Provide the number of lines where the word "Investing" occurs, and no other text.

Stored records:
++++++++++++++++++++

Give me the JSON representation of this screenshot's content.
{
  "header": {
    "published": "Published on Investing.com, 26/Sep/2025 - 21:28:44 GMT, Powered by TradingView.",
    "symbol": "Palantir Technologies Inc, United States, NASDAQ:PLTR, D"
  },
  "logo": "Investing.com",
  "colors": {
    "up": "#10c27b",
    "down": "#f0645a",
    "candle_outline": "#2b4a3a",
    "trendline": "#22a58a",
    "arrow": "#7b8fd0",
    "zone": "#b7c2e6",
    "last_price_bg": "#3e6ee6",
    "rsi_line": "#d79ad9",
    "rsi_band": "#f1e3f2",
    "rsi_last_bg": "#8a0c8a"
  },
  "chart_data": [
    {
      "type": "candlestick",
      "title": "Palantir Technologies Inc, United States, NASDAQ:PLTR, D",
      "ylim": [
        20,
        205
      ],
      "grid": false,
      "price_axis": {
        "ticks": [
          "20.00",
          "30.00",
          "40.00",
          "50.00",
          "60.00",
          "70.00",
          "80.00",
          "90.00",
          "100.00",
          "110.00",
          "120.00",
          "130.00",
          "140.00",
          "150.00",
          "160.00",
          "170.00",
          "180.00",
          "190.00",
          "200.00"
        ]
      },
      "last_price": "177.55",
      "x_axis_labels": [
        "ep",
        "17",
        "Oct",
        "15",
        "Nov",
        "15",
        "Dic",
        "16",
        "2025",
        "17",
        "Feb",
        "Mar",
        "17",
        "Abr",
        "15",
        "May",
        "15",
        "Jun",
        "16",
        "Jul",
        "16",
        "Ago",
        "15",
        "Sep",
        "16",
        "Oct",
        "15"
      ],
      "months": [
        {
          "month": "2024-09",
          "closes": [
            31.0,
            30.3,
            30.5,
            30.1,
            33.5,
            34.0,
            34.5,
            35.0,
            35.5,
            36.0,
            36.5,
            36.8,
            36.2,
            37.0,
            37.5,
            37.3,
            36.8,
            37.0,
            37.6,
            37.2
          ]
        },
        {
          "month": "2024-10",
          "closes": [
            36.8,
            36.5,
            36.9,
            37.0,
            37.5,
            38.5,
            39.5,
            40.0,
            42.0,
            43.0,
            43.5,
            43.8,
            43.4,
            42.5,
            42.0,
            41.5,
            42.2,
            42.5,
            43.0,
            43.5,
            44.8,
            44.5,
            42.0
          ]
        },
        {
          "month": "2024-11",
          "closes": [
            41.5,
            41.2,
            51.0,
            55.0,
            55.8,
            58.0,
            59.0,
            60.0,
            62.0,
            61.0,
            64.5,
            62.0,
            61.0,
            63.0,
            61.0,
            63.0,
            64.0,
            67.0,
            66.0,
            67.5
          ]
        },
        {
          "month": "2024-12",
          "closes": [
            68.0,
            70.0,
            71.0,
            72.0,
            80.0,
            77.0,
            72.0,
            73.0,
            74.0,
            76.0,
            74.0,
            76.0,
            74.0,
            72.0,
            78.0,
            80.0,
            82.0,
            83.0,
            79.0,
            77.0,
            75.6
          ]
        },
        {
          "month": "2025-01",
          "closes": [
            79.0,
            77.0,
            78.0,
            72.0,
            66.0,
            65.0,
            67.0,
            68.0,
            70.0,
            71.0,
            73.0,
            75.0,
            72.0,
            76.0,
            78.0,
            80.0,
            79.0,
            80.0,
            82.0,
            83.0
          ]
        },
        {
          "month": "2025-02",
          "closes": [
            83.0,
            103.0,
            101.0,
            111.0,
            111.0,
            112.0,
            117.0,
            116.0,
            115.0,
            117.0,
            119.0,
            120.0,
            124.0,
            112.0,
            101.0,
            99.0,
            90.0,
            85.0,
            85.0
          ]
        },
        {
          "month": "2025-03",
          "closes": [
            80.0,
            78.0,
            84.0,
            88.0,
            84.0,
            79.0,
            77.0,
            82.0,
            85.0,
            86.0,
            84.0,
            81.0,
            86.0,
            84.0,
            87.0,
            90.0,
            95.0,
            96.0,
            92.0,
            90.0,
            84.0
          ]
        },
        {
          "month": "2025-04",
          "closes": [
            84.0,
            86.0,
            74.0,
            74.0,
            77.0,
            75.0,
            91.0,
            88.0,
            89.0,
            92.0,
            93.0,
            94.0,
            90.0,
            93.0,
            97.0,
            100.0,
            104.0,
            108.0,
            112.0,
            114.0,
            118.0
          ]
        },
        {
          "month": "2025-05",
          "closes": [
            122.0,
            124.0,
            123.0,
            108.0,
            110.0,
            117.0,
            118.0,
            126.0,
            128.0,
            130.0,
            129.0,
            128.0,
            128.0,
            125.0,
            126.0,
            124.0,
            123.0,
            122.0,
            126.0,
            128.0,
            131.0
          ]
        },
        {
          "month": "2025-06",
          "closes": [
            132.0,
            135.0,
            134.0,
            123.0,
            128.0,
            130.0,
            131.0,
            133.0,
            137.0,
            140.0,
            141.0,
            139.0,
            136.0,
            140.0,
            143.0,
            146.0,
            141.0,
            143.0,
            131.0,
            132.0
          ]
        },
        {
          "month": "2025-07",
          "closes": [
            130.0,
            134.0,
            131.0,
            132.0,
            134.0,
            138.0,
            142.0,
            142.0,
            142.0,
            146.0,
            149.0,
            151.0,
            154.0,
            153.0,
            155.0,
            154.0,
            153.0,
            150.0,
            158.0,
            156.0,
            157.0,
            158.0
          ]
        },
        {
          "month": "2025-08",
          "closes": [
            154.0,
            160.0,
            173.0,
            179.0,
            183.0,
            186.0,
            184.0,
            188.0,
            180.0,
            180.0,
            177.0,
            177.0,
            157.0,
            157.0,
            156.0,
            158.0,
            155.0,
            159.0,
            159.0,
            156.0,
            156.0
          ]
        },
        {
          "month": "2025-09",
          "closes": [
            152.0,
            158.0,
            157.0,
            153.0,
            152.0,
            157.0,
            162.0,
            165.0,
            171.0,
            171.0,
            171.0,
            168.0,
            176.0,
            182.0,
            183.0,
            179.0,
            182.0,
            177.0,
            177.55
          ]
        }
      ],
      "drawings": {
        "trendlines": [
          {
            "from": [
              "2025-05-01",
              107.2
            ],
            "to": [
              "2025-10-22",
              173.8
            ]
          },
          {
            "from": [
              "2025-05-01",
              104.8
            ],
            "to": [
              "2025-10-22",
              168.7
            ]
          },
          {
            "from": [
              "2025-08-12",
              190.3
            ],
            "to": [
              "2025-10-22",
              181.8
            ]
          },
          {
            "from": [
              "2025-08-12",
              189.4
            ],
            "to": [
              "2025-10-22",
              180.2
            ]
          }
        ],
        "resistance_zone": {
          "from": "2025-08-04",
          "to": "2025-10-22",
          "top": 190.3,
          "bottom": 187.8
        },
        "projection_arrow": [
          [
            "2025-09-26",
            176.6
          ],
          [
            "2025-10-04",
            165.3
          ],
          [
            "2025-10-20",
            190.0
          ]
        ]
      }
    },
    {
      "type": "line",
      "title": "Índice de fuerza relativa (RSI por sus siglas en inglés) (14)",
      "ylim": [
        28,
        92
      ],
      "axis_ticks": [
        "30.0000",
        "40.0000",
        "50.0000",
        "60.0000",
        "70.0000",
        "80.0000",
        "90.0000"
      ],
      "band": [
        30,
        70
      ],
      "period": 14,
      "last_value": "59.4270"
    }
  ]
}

++++++++++++++++++++

RESULT OF THE TASK: 2